What this exercise asks:
**A.** Decide whether each statement agrees with the bug thread below. Answer yes or no for each, and quote the deciding words of the bug thread. (i) Andy reports that moving to coLinux 0.6.3 solved the issue. (ii) According to the quoted changelog, promiscuous mode is off by default. (iii) Mitch Bradley observes the daemon crash while the larger window is repainting.
**B.** Retype the stretch of the listing from its first line through the line that contains "staticText: Language: Spanish", with both ends included and every character unchanged.

-------- Supplied passage

Learn how easy it is to sync an existing GitHub or Google Code repo to a SourceForge project! See Demo

Close

#97 Network broke down

closed-fixed
Henry N.
None
5
2007-03-09
2006-07-06
Anonymous
No

Hello

I've use the stable version of colinux with debian
testing, all works finde but sometimes the vnc
connection broke and when I want to ping the machine
there is a timeout. I've tested to restart the network
with /etc/init.d/networks restart, but the error can't
bring up eth0 will be displayed.

That the network will work I must reboot colinux.

I use th newest version of the WinPCAP driver...

Discussion

  • andy
    andy
    2006-07-13

    Logged In: YES
    user_id=802927

    Same issue here, as soon as network goes under heavy load,
    colinux lost connection, it's impossible to forward a X
    display using plain bitmaps for example.
    I use a native bridget network card and i've tried several
    versions of winpcap driver.
    Switching to colinux 0.6.3 solved the issue.

    The changelog says:
    -Fix for dropped UDP/TCP packets between linux and host daemons.

    -pcap/Bridged:
    * Add promisc="false" in config.xml, or 'nopromisc' as
    last command-line argument
    (ie, eth1=pcap,"Local Area Connection","<FAKE
    MAC>",nopromisc ).
    Default is Promiscuous on.

    Next, i will try 0.6.4 with no Promiscuous mode active.

     
  • Mitch Bradley
    Mitch Bradley
    2006-08-10

    Logged In: YES
    user_id=1131764

    I'm seeing a similar thing, and I can reproduce it pretty
    much at will. I'm using colinux 0.6.4-2.6.11 with
    FedoraCore5-2006.8-ext3-2gb . I have added several packages
    with yum, including gqview (an image viewer). I run
    Cygwin/X on the WinXP Pro host machine, communicating with
    it via colinux-bridged-net-daemon .

    The way to reproduce the problem is as follows:
    a) run "gqview", with DISPLAY set so that the X window comes
    up on the host machine.
    b) Use it to view a large hi-res JPEG image. It initially
    shows a portion of the image in a small window.
    c) Resize the X window by dragging the corner, attempting to
    expose a much larger region of the image.

    While the larger window is repainting,
    colinux-bridged-net-daemon.exe crashes.

    I have also seen this problem happen when using Xpdf.

    The exception occurs at address 0x004014FE, with the
    colinux-bridged-net-daemon module origined at 0x00400000.
    The code at that address is trying to load at [ebx+10h],
    after having just loaded ebx from [ebp-10h], i.e. from the
    stack frame. The value in ebx is 0xE727C14E, which is
    indeed the value at [ebp-10h]. No memory is mapped at the
    address 0xE727C14E, so it appears to me that the stack frame
    is being clobbered.

----------------
-------- Data shown

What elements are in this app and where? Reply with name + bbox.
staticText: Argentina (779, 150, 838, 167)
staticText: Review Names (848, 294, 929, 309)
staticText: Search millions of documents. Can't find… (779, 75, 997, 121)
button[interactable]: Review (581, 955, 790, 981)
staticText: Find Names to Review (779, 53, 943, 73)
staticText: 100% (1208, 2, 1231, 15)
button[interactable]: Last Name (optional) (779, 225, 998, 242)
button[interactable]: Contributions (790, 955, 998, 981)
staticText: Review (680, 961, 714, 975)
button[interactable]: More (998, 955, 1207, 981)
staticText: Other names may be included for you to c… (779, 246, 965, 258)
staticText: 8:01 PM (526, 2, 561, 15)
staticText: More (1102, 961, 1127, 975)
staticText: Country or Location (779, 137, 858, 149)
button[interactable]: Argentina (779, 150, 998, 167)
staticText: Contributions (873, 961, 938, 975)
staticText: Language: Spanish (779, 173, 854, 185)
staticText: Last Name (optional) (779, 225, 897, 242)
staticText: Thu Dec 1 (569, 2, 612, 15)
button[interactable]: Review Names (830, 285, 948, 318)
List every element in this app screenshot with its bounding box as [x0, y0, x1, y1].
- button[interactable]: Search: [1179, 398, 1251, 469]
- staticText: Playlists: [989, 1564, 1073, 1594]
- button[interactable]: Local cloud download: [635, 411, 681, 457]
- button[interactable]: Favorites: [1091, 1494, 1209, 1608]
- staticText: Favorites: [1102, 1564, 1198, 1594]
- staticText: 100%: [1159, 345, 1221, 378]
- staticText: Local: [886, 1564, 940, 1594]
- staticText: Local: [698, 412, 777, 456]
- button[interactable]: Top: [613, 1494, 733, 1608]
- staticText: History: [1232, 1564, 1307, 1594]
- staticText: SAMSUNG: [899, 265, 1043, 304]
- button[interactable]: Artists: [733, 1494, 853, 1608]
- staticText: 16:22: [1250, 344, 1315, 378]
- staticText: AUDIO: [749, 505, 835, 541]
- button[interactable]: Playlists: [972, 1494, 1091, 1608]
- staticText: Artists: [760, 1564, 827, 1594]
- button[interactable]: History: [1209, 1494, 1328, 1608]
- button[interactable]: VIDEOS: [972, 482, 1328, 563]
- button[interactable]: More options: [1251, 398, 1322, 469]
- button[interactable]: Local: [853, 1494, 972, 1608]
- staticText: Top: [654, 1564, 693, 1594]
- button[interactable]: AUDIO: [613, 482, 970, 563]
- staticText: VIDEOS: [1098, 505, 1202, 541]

----------------

Solutions below:
**A.**
(i) Yes: "Switching to colinux 0.6.3 solved the issue."
(ii) No: "Default is Promiscuous on."
(iii) Yes: "While the larger window is repainting, colinux-bridged-net-daemon.exe crashes."

**B.**
What elements are in this app and where? Reply with name + bbox.
staticText: Argentina (779, 150, 838, 167)
staticText: Review Names (848, 294, 929, 309)
staticText: Search millions of documents. Can't find… (779, 75, 997, 121)
button[interactable]: Review (581, 955, 790, 981)
staticText: Find Names to Review (779, 53, 943, 73)
staticText: 100% (1208, 2, 1231, 15)
button[interactable]: Last Name (optional) (779, 225, 998, 242)
button[interactable]: Contributions (790, 955, 998, 981)
staticText: Review (680, 961, 714, 975)
button[interactable]: More (998, 955, 1207, 981)
staticText: Other names may be included for you to c… (779, 246, 965, 258)
staticText: 8:01 PM (526, 2, 561, 15)
staticText: More (1102, 961, 1127, 975)
staticText: Country or Location (779, 137, 858, 149)
button[interactable]: Argentina (779, 150, 998, 167)
staticText: Contributions (873, 961, 938, 975)
staticText: Language: Spanish (779, 173, 854, 185)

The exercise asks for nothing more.